Short task: Reproduce the listing verbatim.

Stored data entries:
───

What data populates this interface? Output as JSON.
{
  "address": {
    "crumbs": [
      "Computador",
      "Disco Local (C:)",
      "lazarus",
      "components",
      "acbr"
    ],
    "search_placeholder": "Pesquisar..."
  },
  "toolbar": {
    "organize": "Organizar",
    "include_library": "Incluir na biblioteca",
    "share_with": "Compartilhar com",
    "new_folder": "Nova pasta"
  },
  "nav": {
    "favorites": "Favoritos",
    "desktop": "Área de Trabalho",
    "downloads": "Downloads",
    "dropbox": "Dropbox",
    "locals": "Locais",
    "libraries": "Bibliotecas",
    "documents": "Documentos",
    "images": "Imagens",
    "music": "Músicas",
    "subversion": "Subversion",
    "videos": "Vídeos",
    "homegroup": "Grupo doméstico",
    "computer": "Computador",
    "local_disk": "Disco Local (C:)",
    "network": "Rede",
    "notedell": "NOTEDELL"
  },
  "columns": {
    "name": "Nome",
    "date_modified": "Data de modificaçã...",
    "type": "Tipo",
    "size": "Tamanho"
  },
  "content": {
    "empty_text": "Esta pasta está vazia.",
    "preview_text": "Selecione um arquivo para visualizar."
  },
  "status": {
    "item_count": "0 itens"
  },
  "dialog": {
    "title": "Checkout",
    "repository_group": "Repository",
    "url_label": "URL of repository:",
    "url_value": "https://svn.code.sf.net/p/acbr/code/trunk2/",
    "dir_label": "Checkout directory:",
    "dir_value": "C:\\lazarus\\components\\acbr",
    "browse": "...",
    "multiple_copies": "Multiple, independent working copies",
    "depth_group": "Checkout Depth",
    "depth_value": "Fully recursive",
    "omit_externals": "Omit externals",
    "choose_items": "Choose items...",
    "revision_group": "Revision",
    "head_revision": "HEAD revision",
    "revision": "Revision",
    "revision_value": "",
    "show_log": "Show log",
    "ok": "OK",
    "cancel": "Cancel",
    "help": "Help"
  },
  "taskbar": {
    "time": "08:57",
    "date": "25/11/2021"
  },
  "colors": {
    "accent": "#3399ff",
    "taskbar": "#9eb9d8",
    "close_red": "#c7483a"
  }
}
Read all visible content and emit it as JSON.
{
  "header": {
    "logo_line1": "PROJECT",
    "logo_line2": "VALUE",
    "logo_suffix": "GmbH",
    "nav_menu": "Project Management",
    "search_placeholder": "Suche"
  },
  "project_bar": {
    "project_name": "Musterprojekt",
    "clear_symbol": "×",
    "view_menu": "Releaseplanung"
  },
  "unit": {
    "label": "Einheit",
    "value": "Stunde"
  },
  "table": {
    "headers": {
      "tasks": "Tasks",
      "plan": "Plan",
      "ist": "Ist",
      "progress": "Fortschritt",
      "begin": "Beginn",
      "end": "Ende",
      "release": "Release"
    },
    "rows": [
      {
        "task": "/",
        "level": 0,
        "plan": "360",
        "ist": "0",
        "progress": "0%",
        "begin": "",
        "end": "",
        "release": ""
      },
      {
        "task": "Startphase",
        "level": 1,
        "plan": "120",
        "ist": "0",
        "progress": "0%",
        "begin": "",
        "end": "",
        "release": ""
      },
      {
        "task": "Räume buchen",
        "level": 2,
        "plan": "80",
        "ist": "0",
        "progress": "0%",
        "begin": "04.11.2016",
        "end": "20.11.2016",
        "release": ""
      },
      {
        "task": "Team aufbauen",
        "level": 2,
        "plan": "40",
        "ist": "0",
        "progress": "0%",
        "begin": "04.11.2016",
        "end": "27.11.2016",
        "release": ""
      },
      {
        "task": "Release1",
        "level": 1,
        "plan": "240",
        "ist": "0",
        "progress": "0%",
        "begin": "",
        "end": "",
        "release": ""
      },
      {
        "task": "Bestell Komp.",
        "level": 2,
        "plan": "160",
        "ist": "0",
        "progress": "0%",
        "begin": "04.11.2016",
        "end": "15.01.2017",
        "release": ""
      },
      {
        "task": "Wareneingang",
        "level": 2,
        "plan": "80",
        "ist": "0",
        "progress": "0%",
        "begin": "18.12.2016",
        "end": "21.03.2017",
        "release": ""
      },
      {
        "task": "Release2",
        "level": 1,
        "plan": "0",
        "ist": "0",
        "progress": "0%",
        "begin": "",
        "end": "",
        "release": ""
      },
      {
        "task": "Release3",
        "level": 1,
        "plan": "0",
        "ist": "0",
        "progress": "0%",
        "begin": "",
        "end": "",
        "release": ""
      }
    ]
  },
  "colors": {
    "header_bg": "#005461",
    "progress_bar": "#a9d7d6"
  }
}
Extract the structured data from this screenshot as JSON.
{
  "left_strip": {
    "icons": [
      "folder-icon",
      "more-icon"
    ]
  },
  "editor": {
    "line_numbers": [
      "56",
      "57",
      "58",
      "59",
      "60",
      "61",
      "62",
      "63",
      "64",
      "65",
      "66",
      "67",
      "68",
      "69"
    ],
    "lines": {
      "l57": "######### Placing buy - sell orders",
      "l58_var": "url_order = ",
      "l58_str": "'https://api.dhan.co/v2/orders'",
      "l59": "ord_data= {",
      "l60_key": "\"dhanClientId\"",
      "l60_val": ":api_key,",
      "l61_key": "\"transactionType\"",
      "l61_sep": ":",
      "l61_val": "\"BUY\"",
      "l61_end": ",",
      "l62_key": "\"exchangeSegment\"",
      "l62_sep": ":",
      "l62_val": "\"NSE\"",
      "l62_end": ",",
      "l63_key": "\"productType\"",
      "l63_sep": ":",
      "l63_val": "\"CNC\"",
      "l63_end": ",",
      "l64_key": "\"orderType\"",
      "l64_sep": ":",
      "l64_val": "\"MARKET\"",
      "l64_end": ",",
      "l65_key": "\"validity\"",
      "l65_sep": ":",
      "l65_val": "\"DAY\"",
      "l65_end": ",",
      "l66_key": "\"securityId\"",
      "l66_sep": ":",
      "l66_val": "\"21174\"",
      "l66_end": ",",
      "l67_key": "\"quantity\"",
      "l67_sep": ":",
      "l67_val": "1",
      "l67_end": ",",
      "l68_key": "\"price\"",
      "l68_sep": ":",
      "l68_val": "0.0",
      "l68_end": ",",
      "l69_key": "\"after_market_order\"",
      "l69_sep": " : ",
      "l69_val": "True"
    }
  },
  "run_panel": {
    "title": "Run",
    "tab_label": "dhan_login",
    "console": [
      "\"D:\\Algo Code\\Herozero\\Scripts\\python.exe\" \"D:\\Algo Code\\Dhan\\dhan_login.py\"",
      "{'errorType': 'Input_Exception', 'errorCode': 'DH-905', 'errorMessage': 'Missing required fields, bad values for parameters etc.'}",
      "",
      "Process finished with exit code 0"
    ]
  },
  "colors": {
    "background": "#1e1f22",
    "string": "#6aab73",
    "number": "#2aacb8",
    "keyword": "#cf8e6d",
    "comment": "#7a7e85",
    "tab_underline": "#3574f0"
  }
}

───

Solution:
What data populates this interface? Output as JSON.
{
  "address": {
    "crumbs": [
      "Computador",
      "Disco Local (C:)",
      "lazarus",
      "components",
      "acbr"
    ],
    "search_placeholder": "Pesquisar..."
  },
  "toolbar": {
    "organize": "Organizar",
    "include_library": "Incluir na biblioteca",
    "share_with": "Compartilhar com",
    "new_folder": "Nova pasta"
  },
  "nav": {
    "favorites": "Favoritos",
    "desktop": "Área de Trabalho",
    "downloads": "Downloads",
    "dropbox": "Dropbox",
    "locals": "Locais",
    "libraries": "Bibliotecas",
    "documents": "Documentos",
    "images": "Imagens",
    "music": "Músicas",
    "subversion": "Subversion",
    "videos": "Vídeos",
    "homegroup": "Grupo doméstico",
    "computer": "Computador",
    "local_disk": "Disco Local (C:)",
    "network": "Rede",
    "notedell": "NOTEDELL"
  },
  "columns": {
    "name": "Nome",
    "date_modified": "Data de modificaçã...",
    "type": "Tipo",
    "size": "Tamanho"
  },
  "content": {
    "empty_text": "Esta pasta está vazia.",
    "preview_text": "Selecione um arquivo para visualizar."
  },
  "status": {
    "item_count": "0 itens"
  },
  "dialog": {
    "title": "Checkout",
    "repository_group": "Repository",
    "url_label": "URL of repository:",
    "url_value": "https://svn.code.sf.net/p/acbr/code/trunk2/",
    "dir_label": "Checkout directory:",
    "dir_value": "C:\\lazarus\\components\\acbr",
    "browse": "...",
    "multiple_copies": "Multiple, independent working copies",
    "depth_group": "Checkout Depth",
    "depth_value": "Fully recursive",
    "omit_externals": "Omit externals",
    "choose_items": "Choose items...",
    "revision_group": "Revision",
    "head_revision": "HEAD revision",
    "revision": "Revision",
    "revision_value": "",
    "show_log": "Show log",
    "ok": "OK",
    "cancel": "Cancel",
    "help": "Help"
  },
  "taskbar": {
    "time": "08:57",
    "date": "25/11/2021"
  },
  "colors": {
    "accent": "#3399ff",
    "taskbar": "#9eb9d8",
    "close_red": "#c7483a"
  }
}
Read all visible content and emit it as JSON.
{
  "header": {
    "logo_line1": "PROJECT",
    "logo_line2": "VALUE",
    "logo_suffix": "GmbH",
    "nav_menu": "Project Management",
    "search_placeholder": "Suche"
  },
  "project_bar": {
    "project_name": "Musterprojekt",
    "clear_symbol": "×",
    "view_menu": "Releaseplanung"
  },
  "unit": {
    "label": "Einheit",
    "value": "Stunde"
  },
  "table": {
    "headers": {
      "tasks": "Tasks",
      "plan": "Plan",
      "ist": "Ist",
      "progress": "Fortschritt",
      "begin": "Beginn",
      "end": "Ende",
      "release": "Release"
    },
    "rows": [
      {
        "task": "/",
        "level": 0,
        "plan": "360",
        "ist": "0",
        "progress": "0%",
        "begin": "",
        "end": "",
        "release": ""
      },
      {
        "task": "Startphase",
        "level": 1,
        "plan": "120",
        "ist": "0",
        "progress": "0%",
        "begin": "",
        "end": "",
        "release": ""
      },
      {
        "task": "Räume buchen",
        "level": 2,
        "plan": "80",
        "ist": "0",
        "progress": "0%",
        "begin": "04.11.2016",
        "end": "20.11.2016",
        "release": ""
      },
      {
        "task": "Team aufbauen",
        "level": 2,
        "plan": "40",
        "ist": "0",
        "progress": "0%",
        "begin": "04.11.2016",
        "end": "27.11.2016",
        "release": ""
      },
      {
        "task": "Release1",
        "level": 1,
        "plan": "240",
        "ist": "0",
        "progress": "0%",
        "begin": "",
        "end": "",
        "release": ""
      },
      {
        "task": "Bestell Komp.",
        "level": 2,
        "plan": "160",
        "ist": "0",
        "progress": "0%",
        "begin": "04.11.2016",
        "end": "15.01.2017",
        "release": ""
      },
      {
        "task": "Wareneingang",
        "level": 2,
        "plan": "80",
        "ist": "0",
        "progress": "0%",
        "begin": "18.12.2016",
        "end": "21.03.2017",
        "release": ""
      },
      {
        "task": "Release2",
        "level": 1,
        "plan": "0",
        "ist": "0",
        "progress": "0%",
        "begin": "",
        "end": "",
        "release": ""
      },
      {
        "task": "Release3",
        "level": 1,
        "plan": "0",
        "ist": "0",
        "progress": "0%",
        "begin": "",
        "end": "",
        "release": ""
      }
    ]
  },
  "colors": {
    "header_bg": "#005461",
    "progress_bar": "#a9d7d6"
  }
}
Extract the structured data from this screenshot as JSON.
{
  "left_strip": {
    "icons": [
      "folder-icon",
      "more-icon"
    ]
  },
  "editor": {
    "line_numbers": [
      "56",
      "57",
      "58",
      "59",
      "60",
      "61",
      "62",
      "63",
      "64",
      "65",
      "66",
      "67",
      "68",
      "69"
    ],
    "lines": {
      "l57": "######### Placing buy - sell orders",
      "l58_var": "url_order = ",
      "l58_str": "'https://api.dhan.co/v2/orders'",
      "l59": "ord_data= {",
      "l60_key": "\"dhanClientId\"",
      "l60_val": ":api_key,",
      "l61_key": "\"transactionType\"",
      "l61_sep": ":",
      "l61_val": "\"BUY\"",
      "l61_end": ",",
      "l62_key": "\"exchangeSegment\"",
      "l62_sep": ":",
      "l62_val": "\"NSE\"",
      "l62_end": ",",
      "l63_key": "\"productType\"",
      "l63_sep": ":",
      "l63_val": "\"CNC\"",
      "l63_end": ",",
      "l64_key": "\"orderType\"",
      "l64_sep": ":",
      "l64_val": "\"MARKET\"",
      "l64_end": ",",
      "l65_key": "\"validity\"",
      "l65_sep": ":",
      "l65_val": "\"DAY\"",
      "l65_end": ",",
      "l66_key": "\"securityId\"",
      "l66_sep": ":",
      "l66_val": "\"21174\"",
      "l66_end": ",",
      "l67_key": "\"quantity\"",
      "l67_sep": ":",
      "l67_val": "1",
      "l67_end": ",",
      "l68_key": "\"price\"",
      "l68_sep": ":",
      "l68_val": "0.0",
      "l68_end": ",",
      "l69_key": "\"after_market_order\"",
      "l69_sep": " : ",
      "l69_val": "True"
    }
  },
  "run_panel": {
    "title": "Run",
    "tab_label": "dhan_login",
    "console": [
      "\"D:\\Algo Code\\Herozero\\Scripts\\python.exe\" \"D:\\Algo Code\\Dhan\\dhan_login.py\"",
      "{'errorType': 'Input_Exception', 'errorCode': 'DH-905', 'errorMessage': 'Missing required fields, bad values for parameters etc.'}",
      "",
      "Process finished with exit code 0"
    ]
  },
  "colors": {
    "background": "#1e1f22",
    "string": "#6aab73",
    "number": "#2aacb8",
    "keyword": "#cf8e6d",
    "comment": "#7a7e85",
    "tab_underline": "#3574f0"
  }
}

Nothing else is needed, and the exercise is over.